◆ **WORK INSTRUCTIONS**:
A. In the records, which lines result from replacing every "section-divider" with "section-separator" and leaving everything else unchanged? Begin at the line that has "to-country-value: Belgium (BE)" and stop after the line that has "section-divider [28,900,667,901]".
B. Resume the passage on the inverter's return paths and bus bars from its final sentence.

◆ **EXTRACT PROVIDED**:
════════
In formula (1), ω = 2πf, f is the frequency, Lpns is the parasitic inductance of the connection line 53, Lpnr is the parasitic inductance of the PN return section 437, and Cy is the capacitance of the Y capacitor 80. The impedance Zpn(f) has a minimum value at the resonance frequency. As a result, the impedance Zpn(f) becomes smaller than the impedance Zmg(f) of the second return path, and the common mode current flowing through the first return path increases. Therefore, as shown by the solid line in Figure 27, the noise level can be made lower than a predetermined threshold value Th in the low frequency range of the AM band (around 500 kHz). As a result, the noise level can be made lower than the threshold value Th throughout the entire AM band.

In the example shown by the solid lines in FIG. 27, the inductance of the first return path is 10 nH, the inductance of the second return path via the ground line 45 is 80 nH, and the inductance of the second return path via the connection line 63 is 80 nH. For example, the cross-sectional area of the ground line 45 and the MG return part 438 may be smaller than that of the PN return part 437. The PN return part 437 may be flat, and the ground line 45 and the MG return part 438 may be linear.

28 and 29, the inverter 40 includes a P bus bar 427 and an N bus bar 428. FIG. 28 is an enlarged plan view of the inverter 40 around the bus bar 427. FIG. 29 is a side view. A fastening hole 427a for connecting the P line 51P is provided near the end of the P bus bar 427. A fastening hole 428a for connecting the N line 51N is provided near the end of the N bus bar 428. As shown in FIG. 28 and 29, the PN return portion 437 of the return conductor 43 may be provided by the terminal portion 432 described above.
════════
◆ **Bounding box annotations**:
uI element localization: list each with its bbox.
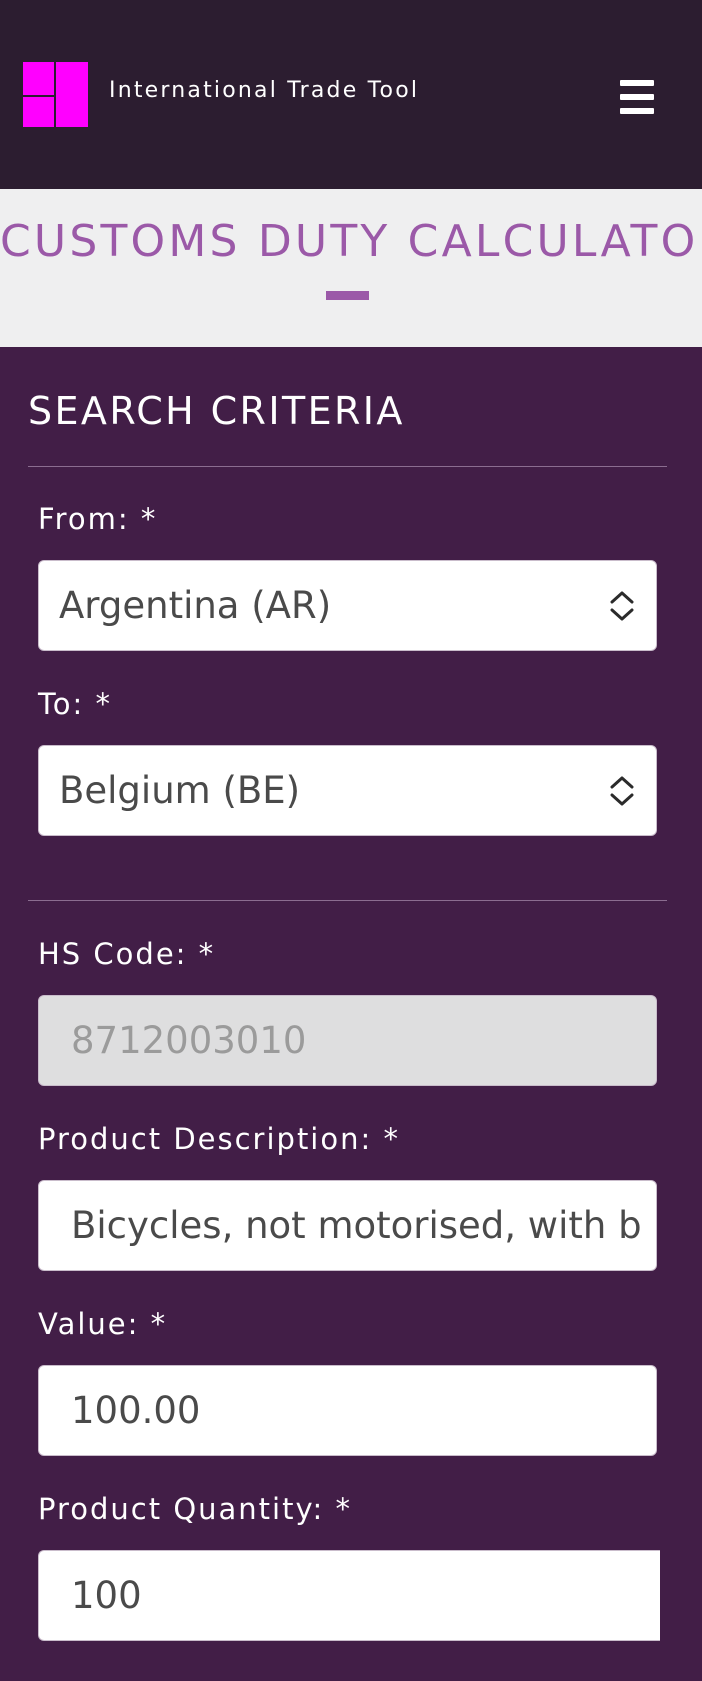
to-country-value: Belgium (BE) [59,769,301,812]
page-title-band: CUSTOMS DUTY CALCULATOR [0,189,702,347]
to-country-select[interactable]: Belgium (BE) [38,745,657,836]
section-divider [28,466,667,467]
from-country-value: Argentina (AR) [59,584,332,627]
product-description-field[interactable]: Bicycles, not motorised, with b [38,1180,657,1271]
value-label: Value: * [38,1307,168,1341]
from-country-select[interactable]: Argentina (AR) [38,560,657,651]
product-quantity-label: Product Quantity: * [38,1492,353,1526]
page-title: CUSTOMS DUTY CALCULATOR [0,216,702,267]
product-quantity-field[interactable]: 100 [38,1550,660,1641]
value-field[interactable]: 100.00 [38,1365,657,1456]
app-header: International Trade Tool [0,0,702,189]
to-label: To: * [38,687,113,721]
hs-code-field: 8712003010 [38,995,657,1086]
product-description-label: Product Description: * [38,1122,400,1156]
hs-code-value: 8712003010 [71,1019,307,1062]
hamburger-menu-icon[interactable] [618,80,656,114]
section-title: SEARCH CRITERIA [28,389,405,433]
section-divider [28,900,667,901]
product-quantity-value: 100 [71,1574,142,1617]
app-logo-icon[interactable] [23,62,88,127]
value-field-value: 100.00 [71,1389,201,1432]
select-chevron-icon [610,591,634,621]
product-description-value: Bicycles, not motorised, with b [71,1204,642,1247]
from-label: From: * [38,502,158,536]
app-brand-name[interactable]: International Trade Tool [109,78,419,103]
select-chevron-icon [610,776,634,806]
title-underline [326,291,369,300]
hs-code-label: HS Code: * [38,937,216,971]
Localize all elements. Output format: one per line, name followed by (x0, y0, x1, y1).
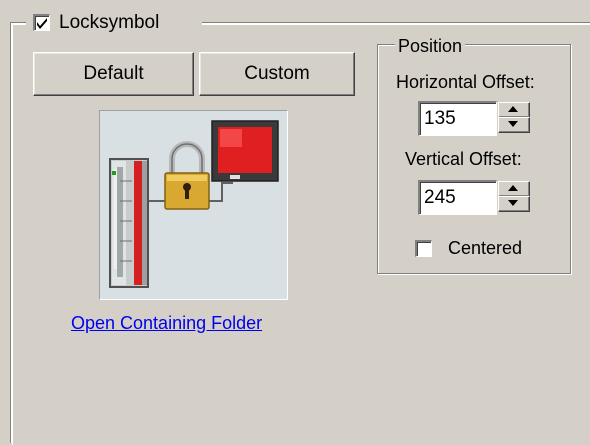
════════
◆ **REPLIES**:
A.
to-country-value: Belgium (BE) [59,769,301,812]
page-title-band: CUSTOMS DUTY CALCULATOR [0,189,702,347]
to-country-select[interactable]: Belgium (BE) [38,745,657,836]
section-separator [28,466,667,467]
from-country-value: Argentina (AR) [59,584,332,627]
product-description-field[interactable]: Bicycles, not motorised, with b [38,1180,657,1271]
value-label: Value: * [38,1307,168,1341]
from-country-select[interactable]: Argentina (AR) [38,560,657,651]
product-quantity-label: Product Quantity: * [38,1492,353,1526]
page-title: CUSTOMS DUTY CALCULATOR [0,216,702,267]
product-quantity-field[interactable]: 100 [38,1550,660,1641]
value-field[interactable]: 100.00 [38,1365,657,1456]
app-header: International Trade Tool [0,0,702,189]
to-label: To: * [38,687,113,721]
hs-code-field: 8712003010 [38,995,657,1086]
product-description-label: Product Description: * [38,1122,400,1156]
hs-code-value: 8712003010 [71,1019,307,1062]
hamburger-menu-icon[interactable] [618,80,656,114]
section-title: SEARCH CRITERIA [28,389,405,433]
section-separator [28,900,667,901]

B.
The PN return portion 437 may be arranged to overlap at least a portion of each of the P bus bar 427 and the N bus bar 428 in a plan view in the Z direction. In the example shown in FIG. 28, the PN return portion 437 is arranged to enclose the P bus bar 427 and the N bus bar 428. The PN return portion 437 has a width W. The PN return portion 437 may be arranged so that the plate surfaces of the P bus bar 427 and the N bus bar 428 face each other. In this configuration, the PN return portion 437 faces each of the P bus bar 427 and the N bus bar 428 at a predetermined distance d. The distance d is the distance between the opposing portions.

Figure 30 shows the relationship between width W, distance d, and inductance. Figure 30 shows the results of a simulation. In this case, the length in the X direction was set to 70 mm. Distance d = 10 mm is shown by a dashed line, distance d = 5 mm by a dashed line, and distance d = 1 mm by a solid line. The longer the width W, the smaller the inductance can be. However, the longer the width W, the smaller the effect of reducing inductance. The shorter the distance d, the smaller the inductance can be.

As described above, if the LC resonant frequency is set in the AM band and the impedance Zpn(f) in the AM band is made smaller than the impedance Zmg(f), the noise in the FM band (76.1 MHz to 94.9 MHz) will worsen as shown in FIG. 27. Therefore, as shown in FIG. 31, the capacitor 90 may be connected in parallel to the ground line 45. FIG. 31 shows another example of the shield system 10 (electric drive system). As shown in FIG. 31, the capacitor 90 may be connected in parallel to the ground line 45. The capacitor 90 may be connected in parallel to the MG return section 438. The capacitor 90 may be provided for at least one of the ground line 45 and the MG return section 438. For example, the capacitor 90 may be provided only on the ground line 45 or only on the MG return section 438. In high frequency ranges such as the FM band, the capacitor 90 becomes the main current path. This reduces the impedance.

Figure 32 shows the measurement results of the conducted noise. The dashed line in Figure 32 shows the measurement results of a configuration similar to the dashed line in Figure 27. The solid line shows the measurement results of a configuration in which a capacitor 90 is connected in parallel to each of the ground line 45 and the MG return section 438. As shown in Figure 32, the noise level in the FM band is reduced by adding the capacitor 90.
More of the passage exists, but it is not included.